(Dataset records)
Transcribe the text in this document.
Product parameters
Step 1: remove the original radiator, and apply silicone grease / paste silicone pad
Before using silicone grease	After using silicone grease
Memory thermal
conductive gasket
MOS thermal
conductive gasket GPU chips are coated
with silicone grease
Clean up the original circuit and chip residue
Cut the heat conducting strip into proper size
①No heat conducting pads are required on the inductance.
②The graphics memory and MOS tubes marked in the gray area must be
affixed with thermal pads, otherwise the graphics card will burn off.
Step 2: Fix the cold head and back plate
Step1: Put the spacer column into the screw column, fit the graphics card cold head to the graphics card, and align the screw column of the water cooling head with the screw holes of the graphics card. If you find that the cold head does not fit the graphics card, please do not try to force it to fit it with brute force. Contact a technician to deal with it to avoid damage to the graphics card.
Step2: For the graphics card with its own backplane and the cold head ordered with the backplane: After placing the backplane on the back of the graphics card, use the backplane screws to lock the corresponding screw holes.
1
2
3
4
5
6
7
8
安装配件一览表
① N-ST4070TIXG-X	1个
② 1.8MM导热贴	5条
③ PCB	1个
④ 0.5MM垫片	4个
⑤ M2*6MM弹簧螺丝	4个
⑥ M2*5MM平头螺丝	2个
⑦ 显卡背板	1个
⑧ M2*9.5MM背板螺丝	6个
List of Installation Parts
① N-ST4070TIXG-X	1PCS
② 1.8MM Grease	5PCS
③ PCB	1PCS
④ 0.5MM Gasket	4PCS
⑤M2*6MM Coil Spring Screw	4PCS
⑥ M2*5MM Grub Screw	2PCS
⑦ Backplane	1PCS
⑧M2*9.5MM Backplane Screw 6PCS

* [EXERCISE]: Set all of the entries down again, exactly as they were given.

* [SOLUTION FOR THIS TASK]:
Transcribe the text in this document.
Product parameters
Step 1: remove the original radiator, and apply silicone grease / paste silicone pad
Before using silicone grease	After using silicone grease
Memory thermal
conductive gasket
MOS thermal
conductive gasket GPU chips are coated
with silicone grease
Clean up the original circuit and chip residue
Cut the heat conducting strip into proper size
①No heat conducting pads are required on the inductance.
②The graphics memory and MOS tubes marked in the gray area must be
affixed with thermal pads, otherwise the graphics card will burn off.
Step 2: Fix the cold head and back plate
Step1: Put the spacer column into the screw column, fit the graphics card cold head to the graphics card, and align the screw column of the water cooling head with the screw holes of the graphics card. If you find that the cold head does not fit the graphics card, please do not try to force it to fit it with brute force. Contact a technician to deal with it to avoid damage to the graphics card.
Step2: For the graphics card with its own backplane and the cold head ordered with the backplane: After placing the backplane on the back of the graphics card, use the backplane screws to lock the corresponding screw holes.
1
2
3
4
5
6
7
8
安装配件一览表
① N-ST4070TIXG-X	1个
② 1.8MM导热贴	5条
③ PCB	1个
④ 0.5MM垫片	4个
⑤ M2*6MM弹簧螺丝	4个
⑥ M2*5MM平头螺丝	2个
⑦ 显卡背板	1个
⑧ M2*9.5MM背板螺丝	6个
List of Installation Parts
① N-ST4070TIXG-X	1PCS
② 1.8MM Grease	5PCS
③ PCB	1PCS
④ 0.5MM Gasket	4PCS
⑤M2*6MM Coil Spring Screw	4PCS
⑥ M2*5MM Grub Screw	2PCS
⑦ Backplane	1PCS
⑧M2*9.5MM Backplane Screw 6PCS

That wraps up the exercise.